## YOUR OBJECTIVE
Copy out the entries below in full and exactly.

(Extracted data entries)
• • • • •

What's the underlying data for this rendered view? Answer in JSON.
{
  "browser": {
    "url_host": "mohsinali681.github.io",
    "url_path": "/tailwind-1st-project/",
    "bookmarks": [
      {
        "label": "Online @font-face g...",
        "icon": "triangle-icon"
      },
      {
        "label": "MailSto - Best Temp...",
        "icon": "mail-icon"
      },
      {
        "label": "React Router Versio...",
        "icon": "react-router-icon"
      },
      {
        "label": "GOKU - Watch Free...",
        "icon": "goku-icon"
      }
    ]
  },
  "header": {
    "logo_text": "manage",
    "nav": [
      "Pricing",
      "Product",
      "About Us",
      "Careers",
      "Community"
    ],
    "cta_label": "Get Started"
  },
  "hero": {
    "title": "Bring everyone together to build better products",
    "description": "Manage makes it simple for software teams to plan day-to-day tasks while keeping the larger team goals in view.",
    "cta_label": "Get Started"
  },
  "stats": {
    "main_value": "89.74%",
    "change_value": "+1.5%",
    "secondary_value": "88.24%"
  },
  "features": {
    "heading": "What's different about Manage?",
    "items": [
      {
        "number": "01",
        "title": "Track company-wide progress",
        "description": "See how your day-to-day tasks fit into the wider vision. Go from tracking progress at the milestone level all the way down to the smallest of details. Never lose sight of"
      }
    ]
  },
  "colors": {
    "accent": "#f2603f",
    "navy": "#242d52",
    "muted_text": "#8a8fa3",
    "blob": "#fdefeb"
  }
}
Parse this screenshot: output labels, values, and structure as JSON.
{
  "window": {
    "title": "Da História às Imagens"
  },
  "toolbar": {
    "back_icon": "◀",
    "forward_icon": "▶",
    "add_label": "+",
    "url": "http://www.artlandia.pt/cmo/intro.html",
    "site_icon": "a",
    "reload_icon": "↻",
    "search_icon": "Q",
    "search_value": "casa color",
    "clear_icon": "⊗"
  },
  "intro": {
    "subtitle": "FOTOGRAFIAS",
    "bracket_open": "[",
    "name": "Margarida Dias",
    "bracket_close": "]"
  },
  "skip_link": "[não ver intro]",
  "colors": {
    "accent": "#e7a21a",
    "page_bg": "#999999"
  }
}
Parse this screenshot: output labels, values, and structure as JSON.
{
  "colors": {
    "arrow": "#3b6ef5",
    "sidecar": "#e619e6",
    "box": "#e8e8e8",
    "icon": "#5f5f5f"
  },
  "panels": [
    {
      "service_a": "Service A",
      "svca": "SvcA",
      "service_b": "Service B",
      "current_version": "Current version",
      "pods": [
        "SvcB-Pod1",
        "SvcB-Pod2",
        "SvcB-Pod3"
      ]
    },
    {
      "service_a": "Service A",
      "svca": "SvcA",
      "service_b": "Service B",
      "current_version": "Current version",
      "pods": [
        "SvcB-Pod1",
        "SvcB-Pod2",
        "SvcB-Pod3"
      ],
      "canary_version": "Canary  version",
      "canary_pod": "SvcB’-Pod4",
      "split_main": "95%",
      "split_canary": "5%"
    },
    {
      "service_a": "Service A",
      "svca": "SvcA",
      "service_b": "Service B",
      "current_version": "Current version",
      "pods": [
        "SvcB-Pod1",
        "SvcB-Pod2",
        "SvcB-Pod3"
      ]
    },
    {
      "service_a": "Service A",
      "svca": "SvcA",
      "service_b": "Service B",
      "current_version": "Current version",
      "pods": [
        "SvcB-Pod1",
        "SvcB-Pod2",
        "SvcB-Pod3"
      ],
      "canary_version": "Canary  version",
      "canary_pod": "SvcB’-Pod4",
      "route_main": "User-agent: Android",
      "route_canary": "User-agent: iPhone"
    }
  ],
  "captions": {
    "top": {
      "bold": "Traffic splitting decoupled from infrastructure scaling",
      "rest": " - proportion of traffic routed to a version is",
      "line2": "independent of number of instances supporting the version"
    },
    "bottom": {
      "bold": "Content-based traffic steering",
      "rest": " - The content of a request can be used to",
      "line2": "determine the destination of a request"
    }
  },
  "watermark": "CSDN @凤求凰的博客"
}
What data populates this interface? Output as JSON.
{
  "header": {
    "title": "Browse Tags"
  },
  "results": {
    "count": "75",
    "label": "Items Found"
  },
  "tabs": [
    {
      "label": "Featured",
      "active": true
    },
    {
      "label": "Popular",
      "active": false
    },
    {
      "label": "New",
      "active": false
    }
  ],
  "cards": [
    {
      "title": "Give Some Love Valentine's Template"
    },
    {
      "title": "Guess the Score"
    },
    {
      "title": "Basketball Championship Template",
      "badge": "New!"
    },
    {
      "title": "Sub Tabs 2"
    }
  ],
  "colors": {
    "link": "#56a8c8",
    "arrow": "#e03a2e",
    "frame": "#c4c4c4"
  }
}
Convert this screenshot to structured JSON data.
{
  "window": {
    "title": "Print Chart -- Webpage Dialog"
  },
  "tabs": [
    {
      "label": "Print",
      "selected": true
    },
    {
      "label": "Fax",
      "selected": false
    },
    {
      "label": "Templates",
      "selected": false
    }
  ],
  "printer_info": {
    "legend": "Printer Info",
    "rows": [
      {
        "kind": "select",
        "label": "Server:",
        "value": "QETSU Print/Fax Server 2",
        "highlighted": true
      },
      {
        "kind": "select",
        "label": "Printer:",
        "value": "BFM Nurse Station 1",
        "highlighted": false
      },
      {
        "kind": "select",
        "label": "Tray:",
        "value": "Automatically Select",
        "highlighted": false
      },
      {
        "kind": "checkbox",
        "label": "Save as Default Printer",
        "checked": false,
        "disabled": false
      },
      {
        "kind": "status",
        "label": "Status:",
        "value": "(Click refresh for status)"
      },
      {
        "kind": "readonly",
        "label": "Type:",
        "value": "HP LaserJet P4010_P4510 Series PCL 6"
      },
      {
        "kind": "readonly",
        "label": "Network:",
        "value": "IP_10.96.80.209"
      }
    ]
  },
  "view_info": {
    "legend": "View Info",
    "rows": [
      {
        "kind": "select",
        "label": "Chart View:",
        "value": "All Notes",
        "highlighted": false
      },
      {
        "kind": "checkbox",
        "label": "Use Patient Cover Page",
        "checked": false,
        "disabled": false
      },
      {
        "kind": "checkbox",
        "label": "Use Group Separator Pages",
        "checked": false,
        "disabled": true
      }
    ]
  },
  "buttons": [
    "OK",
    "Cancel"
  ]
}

• • • • •

## ANSWER TO THIS EXERCISE
What's the underlying data for this rendered view? Answer in JSON.
{
  "browser": {
    "url_host": "mohsinali681.github.io",
    "url_path": "/tailwind-1st-project/",
    "bookmarks": [
      {
        "label": "Online @font-face g...",
        "icon": "triangle-icon"
      },
      {
        "label": "MailSto - Best Temp...",
        "icon": "mail-icon"
      },
      {
        "label": "React Router Versio...",
        "icon": "react-router-icon"
      },
      {
        "label": "GOKU - Watch Free...",
        "icon": "goku-icon"
      }
    ]
  },
  "header": {
    "logo_text": "manage",
    "nav": [
      "Pricing",
      "Product",
      "About Us",
      "Careers",
      "Community"
    ],
    "cta_label": "Get Started"
  },
  "hero": {
    "title": "Bring everyone together to build better products",
    "description": "Manage makes it simple for software teams to plan day-to-day tasks while keeping the larger team goals in view.",
    "cta_label": "Get Started"
  },
  "stats": {
    "main_value": "89.74%",
    "change_value": "+1.5%",
    "secondary_value": "88.24%"
  },
  "features": {
    "heading": "What's different about Manage?",
    "items": [
      {
        "number": "01",
        "title": "Track company-wide progress",
        "description": "See how your day-to-day tasks fit into the wider vision. Go from tracking progress at the milestone level all the way down to the smallest of details. Never lose sight of"
      }
    ]
  },
  "colors": {
    "accent": "#f2603f",
    "navy": "#242d52",
    "muted_text": "#8a8fa3",
    "blob": "#fdefeb"
  }
}
Parse this screenshot: output labels, values, and structure as JSON.
{
  "window": {
    "title": "Da História às Imagens"
  },
  "toolbar": {
    "back_icon": "◀",
    "forward_icon": "▶",
    "add_label": "+",
    "url": "http://www.artlandia.pt/cmo/intro.html",
    "site_icon": "a",
    "reload_icon": "↻",
    "search_icon": "Q",
    "search_value": "casa color",
    "clear_icon": "⊗"
  },
  "intro": {
    "subtitle": "FOTOGRAFIAS",
    "bracket_open": "[",
    "name": "Margarida Dias",
    "bracket_close": "]"
  },
  "skip_link": "[não ver intro]",
  "colors": {
    "accent": "#e7a21a",
    "page_bg": "#999999"
  }
}
Parse this screenshot: output labels, values, and structure as JSON.
{
  "colors": {
    "arrow": "#3b6ef5",
    "sidecar": "#e619e6",
    "box": "#e8e8e8",
    "icon": "#5f5f5f"
  },
  "panels": [
    {
      "service_a": "Service A",
      "svca": "SvcA",
      "service_b": "Service B",
      "current_version": "Current version",
      "pods": [
        "SvcB-Pod1",
        "SvcB-Pod2",
        "SvcB-Pod3"
      ]
    },
    {
      "service_a": "Service A",
      "svca": "SvcA",
      "service_b": "Service B",
      "current_version": "Current version",
      "pods": [
        "SvcB-Pod1",
        "SvcB-Pod2",
        "SvcB-Pod3"
      ],
      "canary_version": "Canary  version",
      "canary_pod": "SvcB’-Pod4",
      "split_main": "95%",
      "split_canary": "5%"
    },
    {
      "service_a": "Service A",
      "svca": "SvcA",
      "service_b": "Service B",
      "current_version": "Current version",
      "pods": [
        "SvcB-Pod1",
        "SvcB-Pod2",
        "SvcB-Pod3"
      ]
    },
    {
      "service_a": "Service A",
      "svca": "SvcA",
      "service_b": "Service B",
      "current_version": "Current version",
      "pods": [
        "SvcB-Pod1",
        "SvcB-Pod2",
        "SvcB-Pod3"
      ],
      "canary_version": "Canary  version",
      "canary_pod": "SvcB’-Pod4",
      "route_main": "User-agent: Android",
      "route_canary": "User-agent: iPhone"
    }
  ],
  "captions": {
    "top": {
      "bold": "Traffic splitting decoupled from infrastructure scaling",
      "rest": " - proportion of traffic routed to a version is",
      "line2": "independent of number of instances supporting the version"
    },
    "bottom": {
      "bold": "Content-based traffic steering",
      "rest": " - The content of a request can be used to",
      "line2": "determine the destination of a request"
    }
  },
  "watermark": "CSDN @凤求凰的博客"
}
What data populates this interface? Output as JSON.
{
  "header": {
    "title": "Browse Tags"
  },
  "results": {
    "count": "75",
    "label": "Items Found"
  },
  "tabs": [
    {
      "label": "Featured",
      "active": true
    },
    {
      "label": "Popular",
      "active": false
    },
    {
      "label": "New",
      "active": false
    }
  ],
  "cards": [
    {
      "title": "Give Some Love Valentine's Template"
    },
    {
      "title": "Guess the Score"
    },
    {
      "title": "Basketball Championship Template",
      "badge": "New!"
    },
    {
      "title": "Sub Tabs 2"
    }
  ],
  "colors": {
    "link": "#56a8c8",
    "arrow": "#e03a2e",
    "frame": "#c4c4c4"
  }
}
Convert this screenshot to structured JSON data.
{
  "window": {
    "title": "Print Chart -- Webpage Dialog"
  },
  "tabs": [
    {
      "label": "Print",
      "selected": true
    },
    {
      "label": "Fax",
      "selected": false
    },
    {
      "label": "Templates",
      "selected": false
    }
  ],
  "printer_info": {
    "legend": "Printer Info",
    "rows": [
      {
        "kind": "select",
        "label": "Server:",
        "value": "QETSU Print/Fax Server 2",
        "highlighted": true
      },
      {
        "kind": "select",
        "label": "Printer:",
        "value": "BFM Nurse Station 1",
        "highlighted": false
      },
      {
        "kind": "select",
        "label": "Tray:",
        "value": "Automatically Select",
        "highlighted": false
      },
      {
        "kind": "checkbox",
        "label": "Save as Default Printer",
        "checked": false,
        "disabled": false
      },
      {
        "kind": "status",
        "label": "Status:",
        "value": "(Click refresh for status)"
      },
      {
        "kind": "readonly",
        "label": "Type:",
        "value": "HP LaserJet P4010_P4510 Series PCL 6"
      },
      {
        "kind": "readonly",
        "label": "Network:",
        "value": "IP_10.96.80.209"
      }
    ]
  },
  "view_info": {
    "legend": "View Info",
    "rows": [
      {
        "kind": "select",
        "label": "Chart View:",
        "value": "All Notes",
        "highlighted": false
      },
      {
        "kind": "checkbox",
        "label": "Use Patient Cover Page",
        "checked": false,
        "disabled": false
      },
      {
        "kind": "checkbox",
        "label": "Use Group Separator Pages",
        "checked": false,
        "disabled": true
      }
    ]
  },
  "buttons": [
    "OK",
    "Cancel"
  ]
}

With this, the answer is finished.